══ TASK DATA

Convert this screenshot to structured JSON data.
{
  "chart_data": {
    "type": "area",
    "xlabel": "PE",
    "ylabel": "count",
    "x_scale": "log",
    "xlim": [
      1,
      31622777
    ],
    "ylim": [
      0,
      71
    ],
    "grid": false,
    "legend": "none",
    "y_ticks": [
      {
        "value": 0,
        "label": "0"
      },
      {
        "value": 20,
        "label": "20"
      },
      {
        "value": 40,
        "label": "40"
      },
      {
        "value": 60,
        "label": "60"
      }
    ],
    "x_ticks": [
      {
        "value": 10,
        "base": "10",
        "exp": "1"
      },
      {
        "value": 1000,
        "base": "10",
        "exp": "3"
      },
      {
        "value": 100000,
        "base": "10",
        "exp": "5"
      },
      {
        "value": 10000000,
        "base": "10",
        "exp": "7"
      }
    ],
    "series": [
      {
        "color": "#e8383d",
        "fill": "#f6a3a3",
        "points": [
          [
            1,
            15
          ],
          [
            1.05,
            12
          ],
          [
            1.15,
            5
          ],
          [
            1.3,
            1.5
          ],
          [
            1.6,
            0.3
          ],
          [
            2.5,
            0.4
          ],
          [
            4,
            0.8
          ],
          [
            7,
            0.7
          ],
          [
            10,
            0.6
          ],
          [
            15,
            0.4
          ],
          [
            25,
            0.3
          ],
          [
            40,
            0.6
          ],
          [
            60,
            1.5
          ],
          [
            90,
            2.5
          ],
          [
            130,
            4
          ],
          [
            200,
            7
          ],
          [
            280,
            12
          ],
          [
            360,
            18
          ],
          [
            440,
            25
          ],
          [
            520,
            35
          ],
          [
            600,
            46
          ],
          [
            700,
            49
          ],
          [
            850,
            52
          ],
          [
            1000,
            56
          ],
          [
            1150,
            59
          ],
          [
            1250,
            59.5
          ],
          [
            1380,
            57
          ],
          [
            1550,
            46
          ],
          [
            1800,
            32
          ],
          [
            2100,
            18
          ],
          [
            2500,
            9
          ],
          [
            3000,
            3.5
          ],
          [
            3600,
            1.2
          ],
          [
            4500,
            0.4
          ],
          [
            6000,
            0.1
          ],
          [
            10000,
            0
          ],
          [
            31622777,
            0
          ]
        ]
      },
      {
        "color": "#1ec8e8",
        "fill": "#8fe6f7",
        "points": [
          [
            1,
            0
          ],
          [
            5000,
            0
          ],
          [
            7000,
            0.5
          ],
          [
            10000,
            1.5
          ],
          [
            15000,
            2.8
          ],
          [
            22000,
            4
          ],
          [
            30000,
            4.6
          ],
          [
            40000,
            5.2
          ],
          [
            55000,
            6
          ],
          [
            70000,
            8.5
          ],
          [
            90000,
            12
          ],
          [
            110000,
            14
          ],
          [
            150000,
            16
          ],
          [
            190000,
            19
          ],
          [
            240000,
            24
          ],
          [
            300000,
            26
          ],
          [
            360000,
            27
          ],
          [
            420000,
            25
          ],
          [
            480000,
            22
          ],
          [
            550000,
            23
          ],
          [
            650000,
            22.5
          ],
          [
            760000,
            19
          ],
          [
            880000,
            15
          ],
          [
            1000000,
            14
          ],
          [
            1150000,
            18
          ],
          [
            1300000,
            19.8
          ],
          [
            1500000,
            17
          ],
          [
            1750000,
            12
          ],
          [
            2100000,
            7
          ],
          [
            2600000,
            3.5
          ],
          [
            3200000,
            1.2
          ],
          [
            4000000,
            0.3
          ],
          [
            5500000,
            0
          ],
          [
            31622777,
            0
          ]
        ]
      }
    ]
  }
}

════

Please reproduce each record precisely as written.

**EXERCISE RESULT**
Convert this screenshot to structured JSON data.
{
  "chart_data": {
    "type": "area",
    "xlabel": "PE",
    "ylabel": "count",
    "x_scale": "log",
    "xlim": [
      1,
      31622777
    ],
    "ylim": [
      0,
      71
    ],
    "grid": false,
    "legend": "none",
    "y_ticks": [
      {
        "value": 0,
        "label": "0"
      },
      {
        "value": 20,
        "label": "20"
      },
      {
        "value": 40,
        "label": "40"
      },
      {
        "value": 60,
        "label": "60"
      }
    ],
    "x_ticks": [
      {
        "value": 10,
        "base": "10",
        "exp": "1"
      },
      {
        "value": 1000,
        "base": "10",
        "exp": "3"
      },
      {
        "value": 100000,
        "base": "10",
        "exp": "5"
      },
      {
        "value": 10000000,
        "base": "10",
        "exp": "7"
      }
    ],
    "series": [
      {
        "color": "#e8383d",
        "fill": "#f6a3a3",
        "points": [
          [
            1,
            15
          ],
          [
            1.05,
            12
          ],
          [
            1.15,
            5
          ],
          [
            1.3,
            1.5
          ],
          [
            1.6,
            0.3
          ],
          [
            2.5,
            0.4
          ],
          [
            4,
            0.8
          ],
          [
            7,
            0.7
          ],
          [
            10,
            0.6
          ],
          [
            15,
            0.4
          ],
          [
            25,
            0.3
          ],
          [
            40,
            0.6
          ],
          [
            60,
            1.5
          ],
          [
            90,
            2.5
          ],
          [
            130,
            4
          ],
          [
            200,
            7
          ],
          [
            280,
            12
          ],
          [
            360,
            18
          ],
          [
            440,
            25
          ],
          [
            520,
            35
          ],
          [
            600,
            46
          ],
          [
            700,
            49
          ],
          [
            850,
            52
          ],
          [
            1000,
            56
          ],
          [
            1150,
            59
          ],
          [
            1250,
            59.5
          ],
          [
            1380,
            57
          ],
          [
            1550,
            46
          ],
          [
            1800,
            32
          ],
          [
            2100,
            18
          ],
          [
            2500,
            9
          ],
          [
            3000,
            3.5
          ],
          [
            3600,
            1.2
          ],
          [
            4500,
            0.4
          ],
          [
            6000,
            0.1
          ],
          [
            10000,
            0
          ],
          [
            31622777,
            0
          ]
        ]
      },
      {
        "color": "#1ec8e8",
        "fill": "#8fe6f7",
        "points": [
          [
            1,
            0
          ],
          [
            5000,
            0
          ],
          [
            7000,
            0.5
          ],
          [
            10000,
            1.5
          ],
          [
            15000,
            2.8
          ],
          [
            22000,
            4
          ],
          [
            30000,
            4.6
          ],
          [
            40000,
            5.2
          ],
          [
            55000,
            6
          ],
          [
            70000,
            8.5
          ],
          [
            90000,
            12
          ],
          [
            110000,
            14
          ],
          [
            150000,
            16
          ],
          [
            190000,
            19
          ],
          [
            240000,
            24
          ],
          [
            300000,
            26
          ],
          [
            360000,
            27
          ],
          [
            420000,
            25
          ],
          [
            480000,
            22
          ],
          [
            550000,
            23
          ],
          [
            650000,
            22.5
          ],
          [
            760000,
            19
          ],
          [
            880000,
            15
          ],
          [
            1000000,
            14
          ],
          [
            1150000,
            18
          ],
          [
            1300000,
            19.8
          ],
          [
            1500000,
            17
          ],
          [
            1750000,
            12
          ],
          [
            2100000,
            7
          ],
          [
            2600000,
            3.5
          ],
          [
            3200000,
            1.2
          ],
          [
            4000000,
            0.3
          ],
          [
            5500000,
            0
          ],
          [
            31622777,
            0
          ]
        ]
      }
    ]
  }
}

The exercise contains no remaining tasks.